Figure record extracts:
--
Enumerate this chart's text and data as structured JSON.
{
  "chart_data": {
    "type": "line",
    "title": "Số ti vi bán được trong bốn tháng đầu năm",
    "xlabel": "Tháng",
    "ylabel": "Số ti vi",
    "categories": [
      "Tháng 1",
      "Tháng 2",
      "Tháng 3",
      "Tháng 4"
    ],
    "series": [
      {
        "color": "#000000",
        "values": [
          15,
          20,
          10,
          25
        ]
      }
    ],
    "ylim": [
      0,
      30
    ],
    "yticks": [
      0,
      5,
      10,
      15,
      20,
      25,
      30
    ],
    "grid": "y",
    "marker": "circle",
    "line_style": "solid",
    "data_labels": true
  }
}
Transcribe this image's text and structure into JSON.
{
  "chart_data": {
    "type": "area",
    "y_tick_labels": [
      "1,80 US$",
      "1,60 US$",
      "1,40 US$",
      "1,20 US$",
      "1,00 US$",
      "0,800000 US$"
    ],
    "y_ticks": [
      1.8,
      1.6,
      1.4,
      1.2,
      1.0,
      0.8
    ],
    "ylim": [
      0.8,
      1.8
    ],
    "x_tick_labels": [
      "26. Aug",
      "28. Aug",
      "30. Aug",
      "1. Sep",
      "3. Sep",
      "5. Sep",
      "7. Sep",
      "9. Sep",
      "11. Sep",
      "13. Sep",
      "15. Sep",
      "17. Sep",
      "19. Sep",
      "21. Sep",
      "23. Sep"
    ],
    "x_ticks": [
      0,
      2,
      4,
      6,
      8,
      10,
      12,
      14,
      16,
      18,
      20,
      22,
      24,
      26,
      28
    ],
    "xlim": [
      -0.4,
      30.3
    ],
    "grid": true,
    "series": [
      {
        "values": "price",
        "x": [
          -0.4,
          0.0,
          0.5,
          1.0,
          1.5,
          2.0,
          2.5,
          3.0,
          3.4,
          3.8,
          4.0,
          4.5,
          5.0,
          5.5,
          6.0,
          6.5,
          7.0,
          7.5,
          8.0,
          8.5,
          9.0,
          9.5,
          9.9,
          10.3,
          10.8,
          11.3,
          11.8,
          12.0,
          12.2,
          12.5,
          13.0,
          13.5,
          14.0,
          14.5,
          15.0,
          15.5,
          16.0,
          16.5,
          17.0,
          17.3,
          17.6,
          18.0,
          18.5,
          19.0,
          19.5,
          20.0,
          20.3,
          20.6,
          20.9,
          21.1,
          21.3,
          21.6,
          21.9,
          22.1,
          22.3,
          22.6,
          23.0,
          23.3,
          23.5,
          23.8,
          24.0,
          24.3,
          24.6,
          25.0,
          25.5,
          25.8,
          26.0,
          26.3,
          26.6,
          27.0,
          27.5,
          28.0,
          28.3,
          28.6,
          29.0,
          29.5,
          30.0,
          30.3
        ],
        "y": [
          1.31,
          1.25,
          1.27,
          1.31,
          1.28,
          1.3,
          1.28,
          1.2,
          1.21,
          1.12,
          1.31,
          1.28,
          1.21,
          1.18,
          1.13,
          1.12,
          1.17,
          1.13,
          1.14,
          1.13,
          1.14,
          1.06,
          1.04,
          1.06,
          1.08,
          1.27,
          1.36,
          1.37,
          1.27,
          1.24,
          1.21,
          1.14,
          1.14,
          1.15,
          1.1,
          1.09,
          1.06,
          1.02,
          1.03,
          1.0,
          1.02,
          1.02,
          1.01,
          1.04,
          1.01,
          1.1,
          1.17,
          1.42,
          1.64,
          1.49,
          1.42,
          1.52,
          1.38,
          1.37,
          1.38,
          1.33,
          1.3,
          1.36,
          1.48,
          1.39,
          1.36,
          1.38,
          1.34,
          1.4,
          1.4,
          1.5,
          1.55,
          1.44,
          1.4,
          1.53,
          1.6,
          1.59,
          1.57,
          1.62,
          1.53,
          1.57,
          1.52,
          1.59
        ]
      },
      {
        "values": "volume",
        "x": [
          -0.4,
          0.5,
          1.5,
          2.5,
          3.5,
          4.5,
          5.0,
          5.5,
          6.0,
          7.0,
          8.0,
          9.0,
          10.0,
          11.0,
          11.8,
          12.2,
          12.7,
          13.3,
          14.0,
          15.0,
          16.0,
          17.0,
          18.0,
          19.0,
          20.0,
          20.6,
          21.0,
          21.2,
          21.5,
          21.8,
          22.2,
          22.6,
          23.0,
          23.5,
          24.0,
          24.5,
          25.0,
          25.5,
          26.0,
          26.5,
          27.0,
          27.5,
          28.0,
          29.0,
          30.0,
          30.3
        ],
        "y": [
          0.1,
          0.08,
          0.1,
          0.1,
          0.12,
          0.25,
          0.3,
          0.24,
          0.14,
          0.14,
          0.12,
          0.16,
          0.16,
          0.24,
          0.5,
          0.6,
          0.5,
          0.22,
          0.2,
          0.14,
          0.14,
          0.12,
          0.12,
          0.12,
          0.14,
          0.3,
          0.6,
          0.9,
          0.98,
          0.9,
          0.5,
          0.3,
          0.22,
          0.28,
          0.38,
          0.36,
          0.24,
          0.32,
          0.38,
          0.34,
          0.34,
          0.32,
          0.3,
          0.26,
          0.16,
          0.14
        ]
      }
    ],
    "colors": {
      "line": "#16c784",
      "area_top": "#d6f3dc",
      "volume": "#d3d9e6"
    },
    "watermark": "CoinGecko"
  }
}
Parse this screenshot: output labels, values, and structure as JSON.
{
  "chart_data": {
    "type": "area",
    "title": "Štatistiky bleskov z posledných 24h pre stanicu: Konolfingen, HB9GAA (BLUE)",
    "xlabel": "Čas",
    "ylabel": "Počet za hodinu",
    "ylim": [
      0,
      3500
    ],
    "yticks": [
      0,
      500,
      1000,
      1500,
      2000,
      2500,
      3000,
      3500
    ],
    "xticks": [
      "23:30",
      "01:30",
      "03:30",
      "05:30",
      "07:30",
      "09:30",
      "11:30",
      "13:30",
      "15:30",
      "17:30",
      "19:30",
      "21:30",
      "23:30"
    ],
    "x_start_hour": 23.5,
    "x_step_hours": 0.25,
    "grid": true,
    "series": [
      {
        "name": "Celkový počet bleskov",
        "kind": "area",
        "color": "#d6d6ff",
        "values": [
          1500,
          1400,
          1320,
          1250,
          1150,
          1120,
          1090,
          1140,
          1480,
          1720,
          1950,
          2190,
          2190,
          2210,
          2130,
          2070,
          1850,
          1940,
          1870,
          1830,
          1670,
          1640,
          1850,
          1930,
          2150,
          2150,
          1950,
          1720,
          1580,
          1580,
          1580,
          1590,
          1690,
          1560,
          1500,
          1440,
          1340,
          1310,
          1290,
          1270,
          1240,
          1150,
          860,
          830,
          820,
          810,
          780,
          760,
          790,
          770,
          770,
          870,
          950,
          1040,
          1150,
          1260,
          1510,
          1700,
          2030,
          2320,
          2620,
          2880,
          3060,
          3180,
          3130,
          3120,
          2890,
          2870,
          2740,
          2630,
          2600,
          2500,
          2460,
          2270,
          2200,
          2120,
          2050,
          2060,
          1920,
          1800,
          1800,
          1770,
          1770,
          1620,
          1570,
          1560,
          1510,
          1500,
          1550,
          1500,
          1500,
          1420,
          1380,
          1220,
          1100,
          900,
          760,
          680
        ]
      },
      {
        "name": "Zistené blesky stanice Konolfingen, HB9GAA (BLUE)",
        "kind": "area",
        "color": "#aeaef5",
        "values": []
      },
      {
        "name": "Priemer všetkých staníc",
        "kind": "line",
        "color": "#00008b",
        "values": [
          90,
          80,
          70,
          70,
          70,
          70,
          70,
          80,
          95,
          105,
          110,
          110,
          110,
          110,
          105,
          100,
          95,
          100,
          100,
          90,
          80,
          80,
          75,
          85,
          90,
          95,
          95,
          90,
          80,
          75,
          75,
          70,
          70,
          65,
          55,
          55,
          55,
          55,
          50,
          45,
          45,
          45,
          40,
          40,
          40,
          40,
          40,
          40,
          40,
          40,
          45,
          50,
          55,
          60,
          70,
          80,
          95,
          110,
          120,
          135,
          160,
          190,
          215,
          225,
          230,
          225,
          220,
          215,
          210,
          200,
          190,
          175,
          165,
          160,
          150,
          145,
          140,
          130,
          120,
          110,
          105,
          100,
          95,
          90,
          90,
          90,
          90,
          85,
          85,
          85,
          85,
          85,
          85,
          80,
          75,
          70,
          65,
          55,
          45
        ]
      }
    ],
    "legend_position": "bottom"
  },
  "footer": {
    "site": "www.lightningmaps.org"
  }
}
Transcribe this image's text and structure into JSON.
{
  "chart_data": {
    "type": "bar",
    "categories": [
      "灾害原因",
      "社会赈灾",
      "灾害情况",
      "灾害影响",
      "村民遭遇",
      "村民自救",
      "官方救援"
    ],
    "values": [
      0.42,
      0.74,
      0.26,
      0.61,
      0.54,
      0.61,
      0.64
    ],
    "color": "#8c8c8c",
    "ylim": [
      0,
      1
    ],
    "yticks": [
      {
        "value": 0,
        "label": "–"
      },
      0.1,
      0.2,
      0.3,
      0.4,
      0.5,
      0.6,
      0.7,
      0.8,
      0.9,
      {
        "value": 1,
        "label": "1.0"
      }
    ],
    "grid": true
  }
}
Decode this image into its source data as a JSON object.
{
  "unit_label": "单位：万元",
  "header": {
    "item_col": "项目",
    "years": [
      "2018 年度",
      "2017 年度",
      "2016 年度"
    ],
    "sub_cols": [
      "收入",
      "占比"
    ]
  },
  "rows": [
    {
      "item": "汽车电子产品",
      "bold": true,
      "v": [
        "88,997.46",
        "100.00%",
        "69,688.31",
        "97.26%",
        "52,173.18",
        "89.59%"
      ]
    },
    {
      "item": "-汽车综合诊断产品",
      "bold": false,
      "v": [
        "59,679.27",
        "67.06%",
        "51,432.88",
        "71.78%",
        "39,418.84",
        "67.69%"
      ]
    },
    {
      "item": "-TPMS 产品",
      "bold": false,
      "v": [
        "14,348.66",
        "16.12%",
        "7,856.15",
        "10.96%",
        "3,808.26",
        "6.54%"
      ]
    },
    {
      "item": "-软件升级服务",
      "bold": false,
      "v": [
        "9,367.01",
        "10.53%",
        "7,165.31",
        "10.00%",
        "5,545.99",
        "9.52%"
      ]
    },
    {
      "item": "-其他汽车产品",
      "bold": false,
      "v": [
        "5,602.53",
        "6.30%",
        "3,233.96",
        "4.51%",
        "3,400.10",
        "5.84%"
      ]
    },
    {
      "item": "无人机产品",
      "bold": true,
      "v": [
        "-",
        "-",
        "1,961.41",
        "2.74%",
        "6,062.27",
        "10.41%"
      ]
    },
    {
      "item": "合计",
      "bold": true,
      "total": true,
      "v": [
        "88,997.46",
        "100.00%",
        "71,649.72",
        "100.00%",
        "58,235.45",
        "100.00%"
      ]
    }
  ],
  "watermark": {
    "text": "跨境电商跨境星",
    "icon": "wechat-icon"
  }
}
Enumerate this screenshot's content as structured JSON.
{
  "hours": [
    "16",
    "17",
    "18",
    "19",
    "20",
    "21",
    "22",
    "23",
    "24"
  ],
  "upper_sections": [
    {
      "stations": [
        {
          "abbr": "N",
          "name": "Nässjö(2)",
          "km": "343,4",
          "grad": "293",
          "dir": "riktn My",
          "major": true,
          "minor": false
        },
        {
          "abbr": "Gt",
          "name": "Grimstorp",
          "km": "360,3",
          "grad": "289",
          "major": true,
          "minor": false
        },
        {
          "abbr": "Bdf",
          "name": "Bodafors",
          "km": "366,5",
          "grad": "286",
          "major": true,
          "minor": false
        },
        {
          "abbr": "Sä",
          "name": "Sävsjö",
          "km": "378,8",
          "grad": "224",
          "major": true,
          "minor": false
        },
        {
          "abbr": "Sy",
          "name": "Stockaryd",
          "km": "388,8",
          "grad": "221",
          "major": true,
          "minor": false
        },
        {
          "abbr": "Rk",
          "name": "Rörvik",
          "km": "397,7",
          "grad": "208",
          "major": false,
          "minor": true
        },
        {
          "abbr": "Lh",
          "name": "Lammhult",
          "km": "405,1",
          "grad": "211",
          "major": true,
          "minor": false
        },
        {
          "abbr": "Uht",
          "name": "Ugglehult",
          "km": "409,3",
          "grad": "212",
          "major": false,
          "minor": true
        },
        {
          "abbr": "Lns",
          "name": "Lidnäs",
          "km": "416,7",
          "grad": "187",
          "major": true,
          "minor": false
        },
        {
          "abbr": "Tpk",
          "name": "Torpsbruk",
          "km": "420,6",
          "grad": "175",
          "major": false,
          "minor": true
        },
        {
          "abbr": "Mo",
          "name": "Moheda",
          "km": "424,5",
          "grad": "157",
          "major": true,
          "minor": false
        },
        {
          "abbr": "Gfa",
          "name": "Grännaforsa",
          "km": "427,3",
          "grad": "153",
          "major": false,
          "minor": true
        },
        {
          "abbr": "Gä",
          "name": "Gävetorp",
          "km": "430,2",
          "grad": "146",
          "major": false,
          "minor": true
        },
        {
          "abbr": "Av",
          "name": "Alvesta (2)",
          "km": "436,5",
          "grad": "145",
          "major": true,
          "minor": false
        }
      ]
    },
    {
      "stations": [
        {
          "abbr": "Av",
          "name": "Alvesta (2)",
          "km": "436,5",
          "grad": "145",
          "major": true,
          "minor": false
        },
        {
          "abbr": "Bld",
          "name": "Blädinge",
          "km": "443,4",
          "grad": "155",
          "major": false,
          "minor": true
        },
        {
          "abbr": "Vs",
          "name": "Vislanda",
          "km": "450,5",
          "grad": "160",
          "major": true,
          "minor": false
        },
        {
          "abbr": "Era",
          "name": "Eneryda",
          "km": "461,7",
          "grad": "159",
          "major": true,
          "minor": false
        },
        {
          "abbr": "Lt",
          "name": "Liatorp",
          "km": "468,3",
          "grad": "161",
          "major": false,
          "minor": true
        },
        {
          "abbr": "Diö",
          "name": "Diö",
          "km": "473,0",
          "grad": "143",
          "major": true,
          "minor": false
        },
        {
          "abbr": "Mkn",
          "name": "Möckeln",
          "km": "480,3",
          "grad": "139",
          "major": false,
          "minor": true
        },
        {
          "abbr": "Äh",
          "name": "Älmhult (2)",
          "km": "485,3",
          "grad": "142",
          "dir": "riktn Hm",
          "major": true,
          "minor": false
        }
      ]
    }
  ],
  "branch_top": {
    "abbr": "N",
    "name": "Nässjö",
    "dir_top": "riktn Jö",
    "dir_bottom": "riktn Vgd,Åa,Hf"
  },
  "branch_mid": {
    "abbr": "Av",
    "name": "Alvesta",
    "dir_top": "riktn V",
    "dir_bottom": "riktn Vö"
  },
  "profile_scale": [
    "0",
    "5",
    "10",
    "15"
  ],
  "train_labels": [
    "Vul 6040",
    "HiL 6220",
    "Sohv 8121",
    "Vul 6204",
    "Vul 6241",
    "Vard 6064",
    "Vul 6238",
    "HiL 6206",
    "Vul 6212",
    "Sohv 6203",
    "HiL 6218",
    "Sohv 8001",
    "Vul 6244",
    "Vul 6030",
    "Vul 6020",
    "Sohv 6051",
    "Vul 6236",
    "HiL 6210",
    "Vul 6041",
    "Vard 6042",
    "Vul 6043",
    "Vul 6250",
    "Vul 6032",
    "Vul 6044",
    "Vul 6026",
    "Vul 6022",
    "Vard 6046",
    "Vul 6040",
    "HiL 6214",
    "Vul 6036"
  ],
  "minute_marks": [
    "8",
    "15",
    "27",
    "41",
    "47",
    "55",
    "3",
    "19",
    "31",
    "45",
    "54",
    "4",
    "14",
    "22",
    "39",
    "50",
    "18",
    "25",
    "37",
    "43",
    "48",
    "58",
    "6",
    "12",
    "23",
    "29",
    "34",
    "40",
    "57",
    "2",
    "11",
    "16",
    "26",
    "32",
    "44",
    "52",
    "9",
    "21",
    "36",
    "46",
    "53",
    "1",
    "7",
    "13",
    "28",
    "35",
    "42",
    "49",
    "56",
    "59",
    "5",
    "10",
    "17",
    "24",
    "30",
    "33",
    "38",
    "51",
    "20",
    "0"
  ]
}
--
Among the lines of the data above, determine how many contain the word "screenshot". Report the number alone.

2